Spectrum and Regulatory Structure
We benefit from a worldwide allocation of radio frequency spectrum in the international radio frequency tables administered by the International Telecommunications Union ("ITU"). Access to this globally harmonized spectrum enables us to design satellites, networks and terrestrial infrastructure enhancements more cost effectively because the products and services can be deployed and sold worldwide. In addition, this broad spectrum assignment enhances our ability to capitalize on existing and emerging wireless and broadband applications.

Business Strategy

Our competitive advantages are leveraged through our ability to successfully deliver wholesale satellite capacity, communications products and services, and terrestrial spectrum and network solutions.

Wholesale Satellite Capacity

Wholesale satellite capacity services include satellite network access and related services using our satellite spectrum and network of satellites and gateways. For instance, we are the operator for certain satellite-enabled services offered by our Partner pursuant to the Service Agreements. The Service Agreements generally require us to allocate network capacity to support the Services and Partner to enable Band 53/n53 for use in cellular-enabled devices designated by Partner for use with the Services. As consideration for the Services provided by us, payments to us include a fixed service fee, payments relating to certain service-related operating expenses and capital expenditures, additional fees related to enhanced services, and potential bonus payments subject to satisfaction of certain licensing, service and related criteria. Wholesale satellite capacity services also include services performed pursuant to an agreement with a government services company to utilize our satellite network for a mission critical service for government applications.

For the six months ended June 30, 2024 and 2023, our wholesale capacity customer under the Service Agreements was responsible for 56% and 49%, respectively, of our revenue; except for this customer, no other customer was responsible for more than 10% of our revenue.

Communications Products and Services

We provide wireless communications services across the globe in order to meet our customers' increasing desire for connectivity. In addition to supporting Internet of Things ("IoT") data transmissions in a variety of applications, we provide reliable connectivity in areas not served or underserved by terrestrial wireless and wireline networks and in circumstances where terrestrial networks are not operational due to natural or man-made disasters.

We currently provide the following communications products and services to our subscribers: 

voice communication and data transmissions ("Duplex");
communication and data transmissions using our SPOT family of mobile devices that transmit messages and the location of the device ("SPOT"); and
data transmissions using a mobile or fixed device that transmits its location and other information to a central monitoring station, including our commercial IoT products ("Commercial IoT").

= What you will do =
1: Duplicate a passage of the satellite business excerpt, starting at the words "For the six" and ending after "or man-made disasters.".
2: In the satellite business excerpt, what percentage of revenue did the wholesale capacity customer under the Service Agreements account for in the six months ended June 30, 2024?
3: List every type of payment the satellite business excerpt names as consideration for the Services.
The records have no connection to the text above.

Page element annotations
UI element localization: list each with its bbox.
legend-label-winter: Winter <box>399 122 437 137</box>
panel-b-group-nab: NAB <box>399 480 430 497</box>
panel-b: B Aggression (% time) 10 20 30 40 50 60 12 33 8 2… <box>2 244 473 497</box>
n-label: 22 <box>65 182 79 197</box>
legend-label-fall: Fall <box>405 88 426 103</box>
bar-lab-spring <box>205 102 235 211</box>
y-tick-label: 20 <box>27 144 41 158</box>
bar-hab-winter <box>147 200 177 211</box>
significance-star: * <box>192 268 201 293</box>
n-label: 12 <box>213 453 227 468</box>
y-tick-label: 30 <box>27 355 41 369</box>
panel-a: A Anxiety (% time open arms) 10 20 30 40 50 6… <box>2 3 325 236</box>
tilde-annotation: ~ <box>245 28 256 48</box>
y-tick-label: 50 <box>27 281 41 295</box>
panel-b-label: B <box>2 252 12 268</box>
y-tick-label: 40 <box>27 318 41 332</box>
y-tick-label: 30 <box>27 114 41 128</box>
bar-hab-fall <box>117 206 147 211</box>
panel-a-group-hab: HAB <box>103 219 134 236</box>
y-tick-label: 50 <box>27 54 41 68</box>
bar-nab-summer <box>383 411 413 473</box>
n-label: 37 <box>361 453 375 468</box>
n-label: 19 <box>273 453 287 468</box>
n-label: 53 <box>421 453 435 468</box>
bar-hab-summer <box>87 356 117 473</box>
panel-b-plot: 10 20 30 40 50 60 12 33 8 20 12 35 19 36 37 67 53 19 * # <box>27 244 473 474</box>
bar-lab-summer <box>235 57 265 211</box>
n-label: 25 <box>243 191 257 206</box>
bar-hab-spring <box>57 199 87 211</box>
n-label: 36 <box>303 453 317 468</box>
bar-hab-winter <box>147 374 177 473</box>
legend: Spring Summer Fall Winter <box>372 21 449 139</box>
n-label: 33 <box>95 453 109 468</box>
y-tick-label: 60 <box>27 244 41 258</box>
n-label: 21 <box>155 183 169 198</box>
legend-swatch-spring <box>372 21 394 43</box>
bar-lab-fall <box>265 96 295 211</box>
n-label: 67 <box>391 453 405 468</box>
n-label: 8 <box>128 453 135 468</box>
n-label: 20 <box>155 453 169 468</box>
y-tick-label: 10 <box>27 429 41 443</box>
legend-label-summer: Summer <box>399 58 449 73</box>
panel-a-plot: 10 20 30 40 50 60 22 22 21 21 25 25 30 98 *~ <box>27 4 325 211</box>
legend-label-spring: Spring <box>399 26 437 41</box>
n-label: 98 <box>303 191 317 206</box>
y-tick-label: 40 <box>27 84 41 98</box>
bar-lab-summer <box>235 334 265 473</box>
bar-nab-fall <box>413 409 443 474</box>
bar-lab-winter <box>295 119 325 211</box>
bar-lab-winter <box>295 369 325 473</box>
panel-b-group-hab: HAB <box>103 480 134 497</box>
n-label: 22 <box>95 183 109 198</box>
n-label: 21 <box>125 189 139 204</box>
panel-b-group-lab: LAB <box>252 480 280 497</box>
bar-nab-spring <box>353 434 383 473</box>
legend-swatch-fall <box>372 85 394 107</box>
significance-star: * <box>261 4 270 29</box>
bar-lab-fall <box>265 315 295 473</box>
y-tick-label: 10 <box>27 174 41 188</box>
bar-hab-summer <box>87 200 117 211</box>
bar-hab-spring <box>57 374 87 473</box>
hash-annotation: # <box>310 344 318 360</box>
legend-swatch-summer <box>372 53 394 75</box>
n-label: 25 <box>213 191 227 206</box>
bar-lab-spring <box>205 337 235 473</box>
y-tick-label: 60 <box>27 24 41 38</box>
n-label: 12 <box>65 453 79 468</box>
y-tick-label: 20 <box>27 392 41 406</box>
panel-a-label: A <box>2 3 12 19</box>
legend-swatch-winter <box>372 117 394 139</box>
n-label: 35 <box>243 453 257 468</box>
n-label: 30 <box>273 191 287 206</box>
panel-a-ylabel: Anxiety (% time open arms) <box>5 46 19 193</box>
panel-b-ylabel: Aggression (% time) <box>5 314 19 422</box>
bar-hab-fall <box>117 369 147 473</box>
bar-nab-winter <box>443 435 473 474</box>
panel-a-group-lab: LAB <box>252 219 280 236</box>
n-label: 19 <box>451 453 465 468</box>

= Task-by-task outputs =
1:
For the six months ended June 30, 2024 and 2023, our wholesale capacity customer under the Service Agreements was responsible for 56% and 49%, respectively, of our revenue; except for this customer, no other customer was responsible for more than 10% of our revenue.

Communications Products and Services

We provide wireless communications services across the globe in order to meet our customers' increasing desire for connectivity. In addition to supporting Internet of Things ("IoT") data transmissions in a variety of applications, we provide reliable connectivity in areas not served or underserved by terrestrial wireless and wireline networks and in circumstances where terrestrial networks are not operational due to natural or man-made disasters.

2: 56%

3:
- A fixed service fee
- Payments relating to certain service-related operating expenses and capital expenditures
- Additional fees related to enhanced services
- Potential bonus payments subject to satisfaction of certain licensing, service and related criteria